Teacher's Guide: Event Polling

Overview

This lesson introduced event polling, a powerful coding idiom for working with events. The lesson's coding activities lead students to explore algorithms, using polling, to move sprites fluidly in response to end-user input, and consider advantages and disadvantages to using polling rather than using events directly.

More about the lesson

Event polling is an example of a coding idiom, or design pattern, which is a general, reusable solution to a commonly occuring problem in software design. In this case, the idiom solves the problem of easily referencing up-to-date information about user-input events when working with timing events. For example, in Pencil Code, polling facilitates referencing information about user-input events from within the callback bound to a timing interval created with forever.

pen black, 1
forever ->
  moveto lastmousemove, 2

In the case of mouse-related events, the variables provide direct access to the corresponding mouse event object. In addition to the four variables noted in the lesson, Pencil Code also provides lastmouse, which references the mouse event object of the most recent mouse event (regardless of type).

In the case of keyboard-related events, Pencil Code provides the pressed function, which can be called with a single argument or no argument. As the lesson illustrates, when passed a single argument that represents a keyboard key (either upper- or lower-case, as the function is case insensitive), pressed returns a boolean value noting whether that key is currently pressed, i.e., that it has been pressed down and not yet released. If called with no arguments, e.g., pressed(), the function returns an array of currently pressed keys.

The mechanics of polling is conceptually simple. Pencil Code maintains a set of variables to record information about events. Pencil Code keeps these variables up-to-date using timing intervals that fire every few milliseconds. The associated callback to this timing keeps these Pencil Code vairables every time their status changes. These built-in polling-related references are global variables, meaning we can reference them anywhere in our scripts.

Use of event polling has several advantages to working with the corresponding events directly. For starters, it is often easier to set up and maintain code with event polling. As an example, consider the coding snippets below, which effectively yield the same result. The explicit use of events requires the additional work of creating a global variable, coding a callback to update that variable, and binding the callback to an event listener. This is a trivial example, with only one listener; the difference becomes more dramatic the more events one needs to reference. Keep in mind, too, that the explicit use of event listeners not only requires more code, but, given the greater complexity of the program, opens up additional opportunities for coding bugs.

Despite what its name may suggest, the key events-related pressed funtion is not associated directly with the keypress event. Rather, Pencil Code maintains an array of the names of keys that have been pressed down (firing a keydown event) but not yet released (firing a keyup event). Calls to pressed either return this array, or, when referencing specific letters, a boolean value reflecting the "pressed down" status of that particular key.

As an aside: recall that the keydown and keyup events are not case sensitive, and that they also return values for non-character keys such as shift and alt. It is because pressed is defined using these events that it is not case sensitive. Thus, for example, pressed("A") and pressed("a") are equivalent, and strings in the array from calls to pressed() are entirely lower case.

The inner workings of pressed are explored in greater detail in the Beyond The Lesson section, below. But from the foregoing discussion, the ease-of-use benefits of polling with pressed should be fairly obvious: to match the result of a single call to pressed would require creating an array with global scope and setting up two event handlers that in tandem work to keep this array up-to-date.

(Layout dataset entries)
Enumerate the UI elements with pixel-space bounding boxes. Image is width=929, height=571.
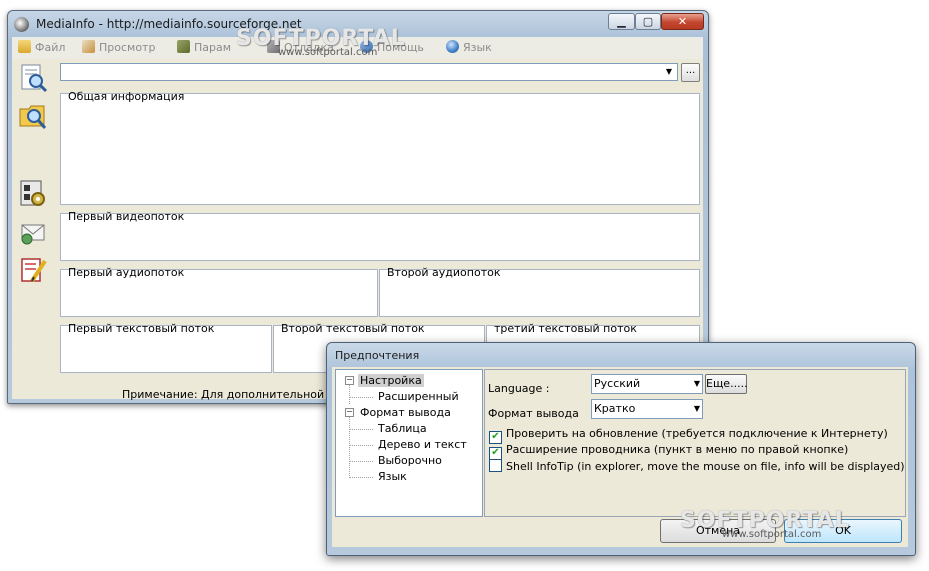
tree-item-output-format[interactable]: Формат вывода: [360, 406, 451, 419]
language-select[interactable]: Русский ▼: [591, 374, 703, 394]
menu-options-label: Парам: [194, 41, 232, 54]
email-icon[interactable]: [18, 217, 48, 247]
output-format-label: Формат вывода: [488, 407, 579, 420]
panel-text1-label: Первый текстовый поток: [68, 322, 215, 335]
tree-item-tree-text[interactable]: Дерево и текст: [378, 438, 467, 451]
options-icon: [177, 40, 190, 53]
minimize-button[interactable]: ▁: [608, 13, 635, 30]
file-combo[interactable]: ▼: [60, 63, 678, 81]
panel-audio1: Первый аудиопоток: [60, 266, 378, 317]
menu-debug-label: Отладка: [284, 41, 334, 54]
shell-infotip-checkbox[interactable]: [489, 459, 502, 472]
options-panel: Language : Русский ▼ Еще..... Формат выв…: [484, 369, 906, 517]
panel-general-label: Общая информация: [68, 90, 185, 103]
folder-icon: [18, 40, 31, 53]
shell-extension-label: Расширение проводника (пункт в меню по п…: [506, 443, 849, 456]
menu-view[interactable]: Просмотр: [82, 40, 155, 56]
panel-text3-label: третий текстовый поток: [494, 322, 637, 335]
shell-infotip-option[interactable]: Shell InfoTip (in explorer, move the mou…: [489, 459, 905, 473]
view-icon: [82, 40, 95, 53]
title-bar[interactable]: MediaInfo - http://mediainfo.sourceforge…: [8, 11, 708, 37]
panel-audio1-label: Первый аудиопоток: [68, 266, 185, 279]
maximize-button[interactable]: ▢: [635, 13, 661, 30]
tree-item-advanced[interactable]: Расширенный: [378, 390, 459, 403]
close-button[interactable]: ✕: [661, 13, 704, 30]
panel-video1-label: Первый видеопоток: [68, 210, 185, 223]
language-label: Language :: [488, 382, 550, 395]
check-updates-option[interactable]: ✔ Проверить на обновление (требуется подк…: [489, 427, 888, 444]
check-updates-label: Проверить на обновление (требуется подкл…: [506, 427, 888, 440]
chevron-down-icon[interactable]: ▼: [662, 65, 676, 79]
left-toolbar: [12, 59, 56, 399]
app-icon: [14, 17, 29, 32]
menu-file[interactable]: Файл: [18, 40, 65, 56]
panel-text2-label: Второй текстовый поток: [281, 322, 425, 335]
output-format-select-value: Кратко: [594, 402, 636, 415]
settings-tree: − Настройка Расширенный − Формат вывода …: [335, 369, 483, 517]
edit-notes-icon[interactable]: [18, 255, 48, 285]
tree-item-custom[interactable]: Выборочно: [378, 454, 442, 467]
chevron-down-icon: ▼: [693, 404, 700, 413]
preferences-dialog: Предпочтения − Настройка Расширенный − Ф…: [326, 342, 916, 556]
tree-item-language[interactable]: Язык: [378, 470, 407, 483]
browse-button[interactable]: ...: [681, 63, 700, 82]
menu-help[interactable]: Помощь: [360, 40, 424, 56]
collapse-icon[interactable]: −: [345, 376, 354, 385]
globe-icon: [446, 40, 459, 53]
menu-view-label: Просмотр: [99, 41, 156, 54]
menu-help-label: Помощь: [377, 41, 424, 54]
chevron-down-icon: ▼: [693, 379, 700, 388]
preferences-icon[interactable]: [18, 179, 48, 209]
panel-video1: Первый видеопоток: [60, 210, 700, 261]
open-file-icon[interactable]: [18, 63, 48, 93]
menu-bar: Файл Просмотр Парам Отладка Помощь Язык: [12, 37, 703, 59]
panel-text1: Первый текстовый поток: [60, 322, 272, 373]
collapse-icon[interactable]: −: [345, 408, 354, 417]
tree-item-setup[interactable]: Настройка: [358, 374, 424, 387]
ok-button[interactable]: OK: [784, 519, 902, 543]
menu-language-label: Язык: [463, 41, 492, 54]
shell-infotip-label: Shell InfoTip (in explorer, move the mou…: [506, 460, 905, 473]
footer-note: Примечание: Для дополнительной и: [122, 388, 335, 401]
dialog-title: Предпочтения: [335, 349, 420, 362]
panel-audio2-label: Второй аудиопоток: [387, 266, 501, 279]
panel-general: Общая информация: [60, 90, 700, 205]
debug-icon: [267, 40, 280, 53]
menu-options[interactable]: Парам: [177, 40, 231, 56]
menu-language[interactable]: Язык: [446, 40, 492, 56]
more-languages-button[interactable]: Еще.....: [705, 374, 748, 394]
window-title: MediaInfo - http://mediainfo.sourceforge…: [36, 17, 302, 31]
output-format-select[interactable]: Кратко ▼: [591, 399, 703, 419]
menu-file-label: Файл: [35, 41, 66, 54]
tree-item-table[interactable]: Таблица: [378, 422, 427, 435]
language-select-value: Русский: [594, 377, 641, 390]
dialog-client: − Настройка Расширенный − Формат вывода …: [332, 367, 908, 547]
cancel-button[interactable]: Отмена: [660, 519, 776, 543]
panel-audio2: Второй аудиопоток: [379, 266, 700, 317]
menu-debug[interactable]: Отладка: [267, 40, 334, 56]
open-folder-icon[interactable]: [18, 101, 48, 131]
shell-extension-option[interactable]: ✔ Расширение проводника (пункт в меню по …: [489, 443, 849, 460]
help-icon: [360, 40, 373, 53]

• **Task A**
State the main points of the teacher's guide on event polling in two sentences.
• **Task B**
Reproduce the passage of the teacher's guide on event polling that begins at the words "Teacher's Guide: Event" and ends after "created with forever.".
• **Task C**
Take the teacher's guide on event polling further, picking up after its final sentence.

• **Expected output A**
The teacher's guide on event polling describes event polling as a coding idiom that lets Pencil Code scripts easily reference up-to-date user-input information, such as mouse event variables and the pressed function, from within timing callbacks like the one created with forever. Pencil Code keeps these global polling references current through timing intervals that fire every few milliseconds, and polling is often easier to set up and maintain than explicit event listeners, which require more code and open more opportunities for bugs.

• **Expected output B**
Teacher's Guide: Event Polling

Overview

This lesson introduced event polling, a powerful coding idiom for working with events. The lesson's coding activities lead students to explore algorithms, using polling, to move sprites fluidly in response to end-user input, and consider advantages and disadvantages to using polling rather than using events directly.

More about the lesson

Event polling is an example of a coding idiom, or design pattern, which is a general, reusable solution to a commonly occuring problem in software design. In this case, the idiom solves the problem of easily referencing up-to-date information about user-input events when working with timing events. For example, in Pencil Code, polling facilitates referencing information about user-input events from within the callback bound to a timing interval created with forever.

• **Expected output C**
Admittedly, in describing the advantages of polling over direct use of events, the foregoing discussion assumes that the code for polling itself was already written, as it is for us in the Pencil Code environment. More generally, however, we would have to write the code ourselves. But this is essentially a one-time task; once written, we can simply copy/paste this source code into programs when needed, or, as students will learn in a subsequent lesson, we can save it in a custom library and add simply import that into our current script.

Another benefit of polling is that it facilitates writing code that responds more fluidly to key events, a feature explored in the lesson's TurtleRace activity and also illustrated in this script:

The advantage pertains to situations when the key is pressed and held down. Efforts to replicate this soley using keydown events will fall short, for two reasons. The first owes to the fact key events re-fire with a lag, typically about every 400 ms after an initial keyboard event and 80ms after subsequent refirings. These timing delays corresponds to fps rates of of 1÷0.400 = 2.5 and 1÷0.800 = 12.5 times per second, respectively—much slower than the forever function's default rate of 30 times per second. The movements generate using keydown events thus look a bit uneven and halting. The second difficulty of relying on keydown event is that key events fire for any key. Once a second key is pressed down, refirings on previously pressed and held keys will cease.

To use events to create movements as smooth as those created with polling, you would have to use both keydown and keyup events, and also keep track of keys that have been pressed and not yet subsequently released. In other words, we'd basically have to do exactly what polling is set up to do.

Notes to activities

In KeyboardMover, experiment with different timer delays, turn angles, forward distances, and other aspects of your movement algorithm too. For example, polling facilitates moving based on two simultaneous key events (such as "up" and "right")...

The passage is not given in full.